***** Exercise input *****

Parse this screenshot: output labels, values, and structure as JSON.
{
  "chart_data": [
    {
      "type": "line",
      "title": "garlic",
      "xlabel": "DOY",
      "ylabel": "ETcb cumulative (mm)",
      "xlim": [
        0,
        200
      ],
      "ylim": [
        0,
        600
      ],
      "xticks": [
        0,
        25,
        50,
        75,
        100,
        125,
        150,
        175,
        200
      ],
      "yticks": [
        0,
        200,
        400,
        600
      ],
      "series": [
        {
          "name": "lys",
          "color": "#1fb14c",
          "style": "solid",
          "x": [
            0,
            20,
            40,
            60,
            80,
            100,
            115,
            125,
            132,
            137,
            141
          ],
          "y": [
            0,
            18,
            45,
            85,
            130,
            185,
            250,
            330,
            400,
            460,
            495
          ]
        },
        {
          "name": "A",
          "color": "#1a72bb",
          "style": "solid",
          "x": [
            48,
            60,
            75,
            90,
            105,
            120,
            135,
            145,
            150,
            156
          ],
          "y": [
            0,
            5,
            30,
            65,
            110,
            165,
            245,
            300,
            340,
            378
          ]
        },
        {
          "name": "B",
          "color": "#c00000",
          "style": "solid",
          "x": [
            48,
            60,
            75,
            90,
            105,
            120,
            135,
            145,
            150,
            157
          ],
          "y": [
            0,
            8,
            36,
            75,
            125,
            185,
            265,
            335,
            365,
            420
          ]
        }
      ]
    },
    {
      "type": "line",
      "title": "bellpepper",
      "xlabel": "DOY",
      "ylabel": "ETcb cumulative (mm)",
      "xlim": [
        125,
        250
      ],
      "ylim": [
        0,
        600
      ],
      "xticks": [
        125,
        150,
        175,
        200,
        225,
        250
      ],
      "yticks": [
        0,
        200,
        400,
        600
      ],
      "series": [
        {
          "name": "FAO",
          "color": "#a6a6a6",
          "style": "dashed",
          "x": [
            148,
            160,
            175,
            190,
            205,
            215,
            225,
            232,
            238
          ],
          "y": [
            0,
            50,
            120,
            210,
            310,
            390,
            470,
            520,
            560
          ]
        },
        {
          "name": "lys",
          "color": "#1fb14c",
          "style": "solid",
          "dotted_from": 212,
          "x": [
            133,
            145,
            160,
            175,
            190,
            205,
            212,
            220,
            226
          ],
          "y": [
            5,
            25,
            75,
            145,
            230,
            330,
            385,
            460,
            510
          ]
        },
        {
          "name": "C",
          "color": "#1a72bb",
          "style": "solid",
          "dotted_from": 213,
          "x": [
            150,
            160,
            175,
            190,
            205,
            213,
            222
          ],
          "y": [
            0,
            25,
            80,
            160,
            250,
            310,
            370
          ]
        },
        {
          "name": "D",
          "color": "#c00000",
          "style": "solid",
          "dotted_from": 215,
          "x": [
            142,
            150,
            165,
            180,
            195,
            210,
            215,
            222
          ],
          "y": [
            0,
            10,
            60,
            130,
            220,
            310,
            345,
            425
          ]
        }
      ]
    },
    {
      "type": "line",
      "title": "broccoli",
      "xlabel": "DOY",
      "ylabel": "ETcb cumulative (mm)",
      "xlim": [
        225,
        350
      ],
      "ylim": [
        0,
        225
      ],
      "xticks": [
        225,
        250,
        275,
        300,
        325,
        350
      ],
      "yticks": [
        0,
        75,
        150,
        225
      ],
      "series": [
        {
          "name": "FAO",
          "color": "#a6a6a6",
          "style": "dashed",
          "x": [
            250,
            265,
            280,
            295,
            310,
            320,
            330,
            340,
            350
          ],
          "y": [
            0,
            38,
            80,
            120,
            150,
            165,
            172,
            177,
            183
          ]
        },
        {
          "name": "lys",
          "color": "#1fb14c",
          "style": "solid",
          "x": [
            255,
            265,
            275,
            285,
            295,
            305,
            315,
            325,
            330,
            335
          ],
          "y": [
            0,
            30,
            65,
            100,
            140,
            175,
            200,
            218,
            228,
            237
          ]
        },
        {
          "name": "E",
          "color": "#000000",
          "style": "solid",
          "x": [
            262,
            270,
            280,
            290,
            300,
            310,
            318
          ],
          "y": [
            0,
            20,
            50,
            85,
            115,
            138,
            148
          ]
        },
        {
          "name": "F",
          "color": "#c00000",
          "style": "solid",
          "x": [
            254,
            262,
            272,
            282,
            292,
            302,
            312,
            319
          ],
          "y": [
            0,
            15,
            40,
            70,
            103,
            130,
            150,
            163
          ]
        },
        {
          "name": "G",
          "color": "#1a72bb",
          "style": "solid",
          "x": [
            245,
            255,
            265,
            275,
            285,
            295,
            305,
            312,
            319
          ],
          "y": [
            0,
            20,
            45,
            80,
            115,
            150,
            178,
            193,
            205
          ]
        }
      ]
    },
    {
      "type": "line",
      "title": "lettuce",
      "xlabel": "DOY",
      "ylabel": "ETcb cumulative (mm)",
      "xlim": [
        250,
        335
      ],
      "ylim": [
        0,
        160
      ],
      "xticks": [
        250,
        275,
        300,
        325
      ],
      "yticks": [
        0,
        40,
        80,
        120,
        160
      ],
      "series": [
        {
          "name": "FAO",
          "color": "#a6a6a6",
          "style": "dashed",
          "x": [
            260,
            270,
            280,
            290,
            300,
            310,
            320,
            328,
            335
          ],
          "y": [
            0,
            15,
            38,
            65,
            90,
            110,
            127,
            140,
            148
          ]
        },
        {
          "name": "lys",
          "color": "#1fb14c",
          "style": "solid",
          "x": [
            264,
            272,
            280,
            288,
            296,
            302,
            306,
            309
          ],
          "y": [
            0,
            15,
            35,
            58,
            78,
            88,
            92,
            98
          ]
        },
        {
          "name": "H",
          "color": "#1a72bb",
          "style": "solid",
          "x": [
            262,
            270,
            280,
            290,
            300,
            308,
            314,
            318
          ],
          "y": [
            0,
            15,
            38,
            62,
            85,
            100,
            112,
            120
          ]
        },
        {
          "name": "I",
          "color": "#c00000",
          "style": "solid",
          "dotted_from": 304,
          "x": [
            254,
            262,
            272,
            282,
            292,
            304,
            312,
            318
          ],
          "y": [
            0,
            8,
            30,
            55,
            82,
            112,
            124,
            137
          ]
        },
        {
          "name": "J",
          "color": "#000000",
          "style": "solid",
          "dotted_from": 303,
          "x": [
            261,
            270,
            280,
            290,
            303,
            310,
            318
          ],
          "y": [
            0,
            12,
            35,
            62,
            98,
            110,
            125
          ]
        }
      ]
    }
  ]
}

*****

▶ [To do] Print all of the entries again, exactly as written.

▶ [Written answer]
Parse this screenshot: output labels, values, and structure as JSON.
{
  "chart_data": [
    {
      "type": "line",
      "title": "garlic",
      "xlabel": "DOY",
      "ylabel": "ETcb cumulative (mm)",
      "xlim": [
        0,
        200
      ],
      "ylim": [
        0,
        600
      ],
      "xticks": [
        0,
        25,
        50,
        75,
        100,
        125,
        150,
        175,
        200
      ],
      "yticks": [
        0,
        200,
        400,
        600
      ],
      "series": [
        {
          "name": "lys",
          "color": "#1fb14c",
          "style": "solid",
          "x": [
            0,
            20,
            40,
            60,
            80,
            100,
            115,
            125,
            132,
            137,
            141
          ],
          "y": [
            0,
            18,
            45,
            85,
            130,
            185,
            250,
            330,
            400,
            460,
            495
          ]
        },
        {
          "name": "A",
          "color": "#1a72bb",
          "style": "solid",
          "x": [
            48,
            60,
            75,
            90,
            105,
            120,
            135,
            145,
            150,
            156
          ],
          "y": [
            0,
            5,
            30,
            65,
            110,
            165,
            245,
            300,
            340,
            378
          ]
        },
        {
          "name": "B",
          "color": "#c00000",
          "style": "solid",
          "x": [
            48,
            60,
            75,
            90,
            105,
            120,
            135,
            145,
            150,
            157
          ],
          "y": [
            0,
            8,
            36,
            75,
            125,
            185,
            265,
            335,
            365,
            420
          ]
        }
      ]
    },
    {
      "type": "line",
      "title": "bellpepper",
      "xlabel": "DOY",
      "ylabel": "ETcb cumulative (mm)",
      "xlim": [
        125,
        250
      ],
      "ylim": [
        0,
        600
      ],
      "xticks": [
        125,
        150,
        175,
        200,
        225,
        250
      ],
      "yticks": [
        0,
        200,
        400,
        600
      ],
      "series": [
        {
          "name": "FAO",
          "color": "#a6a6a6",
          "style": "dashed",
          "x": [
            148,
            160,
            175,
            190,
            205,
            215,
            225,
            232,
            238
          ],
          "y": [
            0,
            50,
            120,
            210,
            310,
            390,
            470,
            520,
            560
          ]
        },
        {
          "name": "lys",
          "color": "#1fb14c",
          "style": "solid",
          "dotted_from": 212,
          "x": [
            133,
            145,
            160,
            175,
            190,
            205,
            212,
            220,
            226
          ],
          "y": [
            5,
            25,
            75,
            145,
            230,
            330,
            385,
            460,
            510
          ]
        },
        {
          "name": "C",
          "color": "#1a72bb",
          "style": "solid",
          "dotted_from": 213,
          "x": [
            150,
            160,
            175,
            190,
            205,
            213,
            222
          ],
          "y": [
            0,
            25,
            80,
            160,
            250,
            310,
            370
          ]
        },
        {
          "name": "D",
          "color": "#c00000",
          "style": "solid",
          "dotted_from": 215,
          "x": [
            142,
            150,
            165,
            180,
            195,
            210,
            215,
            222
          ],
          "y": [
            0,
            10,
            60,
            130,
            220,
            310,
            345,
            425
          ]
        }
      ]
    },
    {
      "type": "line",
      "title": "broccoli",
      "xlabel": "DOY",
      "ylabel": "ETcb cumulative (mm)",
      "xlim": [
        225,
        350
      ],
      "ylim": [
        0,
        225
      ],
      "xticks": [
        225,
        250,
        275,
        300,
        325,
        350
      ],
      "yticks": [
        0,
        75,
        150,
        225
      ],
      "series": [
        {
          "name": "FAO",
          "color": "#a6a6a6",
          "style": "dashed",
          "x": [
            250,
            265,
            280,
            295,
            310,
            320,
            330,
            340,
            350
          ],
          "y": [
            0,
            38,
            80,
            120,
            150,
            165,
            172,
            177,
            183
          ]
        },
        {
          "name": "lys",
          "color": "#1fb14c",
          "style": "solid",
          "x": [
            255,
            265,
            275,
            285,
            295,
            305,
            315,
            325,
            330,
            335
          ],
          "y": [
            0,
            30,
            65,
            100,
            140,
            175,
            200,
            218,
            228,
            237
          ]
        },
        {
          "name": "E",
          "color": "#000000",
          "style": "solid",
          "x": [
            262,
            270,
            280,
            290,
            300,
            310,
            318
          ],
          "y": [
            0,
            20,
            50,
            85,
            115,
            138,
            148
          ]
        },
        {
          "name": "F",
          "color": "#c00000",
          "style": "solid",
          "x": [
            254,
            262,
            272,
            282,
            292,
            302,
            312,
            319
          ],
          "y": [
            0,
            15,
            40,
            70,
            103,
            130,
            150,
            163
          ]
        },
        {
          "name": "G",
          "color": "#1a72bb",
          "style": "solid",
          "x": [
            245,
            255,
            265,
            275,
            285,
            295,
            305,
            312,
            319
          ],
          "y": [
            0,
            20,
            45,
            80,
            115,
            150,
            178,
            193,
            205
          ]
        }
      ]
    },
    {
      "type": "line",
      "title": "lettuce",
      "xlabel": "DOY",
      "ylabel": "ETcb cumulative (mm)",
      "xlim": [
        250,
        335
      ],
      "ylim": [
        0,
        160
      ],
      "xticks": [
        250,
        275,
        300,
        325
      ],
      "yticks": [
        0,
        40,
        80,
        120,
        160
      ],
      "series": [
        {
          "name": "FAO",
          "color": "#a6a6a6",
          "style": "dashed",
          "x": [
            260,
            270,
            280,
            290,
            300,
            310,
            320,
            328,
            335
          ],
          "y": [
            0,
            15,
            38,
            65,
            90,
            110,
            127,
            140,
            148
          ]
        },
        {
          "name": "lys",
          "color": "#1fb14c",
          "style": "solid",
          "x": [
            264,
            272,
            280,
            288,
            296,
            302,
            306,
            309
          ],
          "y": [
            0,
            15,
            35,
            58,
            78,
            88,
            92,
            98
          ]
        },
        {
          "name": "H",
          "color": "#1a72bb",
          "style": "solid",
          "x": [
            262,
            270,
            280,
            290,
            300,
            308,
            314,
            318
          ],
          "y": [
            0,
            15,
            38,
            62,
            85,
            100,
            112,
            120
          ]
        },
        {
          "name": "I",
          "color": "#c00000",
          "style": "solid",
          "dotted_from": 304,
          "x": [
            254,
            262,
            272,
            282,
            292,
            304,
            312,
            318
          ],
          "y": [
            0,
            8,
            30,
            55,
            82,
            112,
            124,
            137
          ]
        },
        {
          "name": "J",
          "color": "#000000",
          "style": "solid",
          "dotted_from": 303,
          "x": [
            261,
            270,
            280,
            290,
            303,
            310,
            318
          ],
          "y": [
            0,
            12,
            35,
            62,
            98,
            110,
            125
          ]
        }
      ]
    }
  ]
}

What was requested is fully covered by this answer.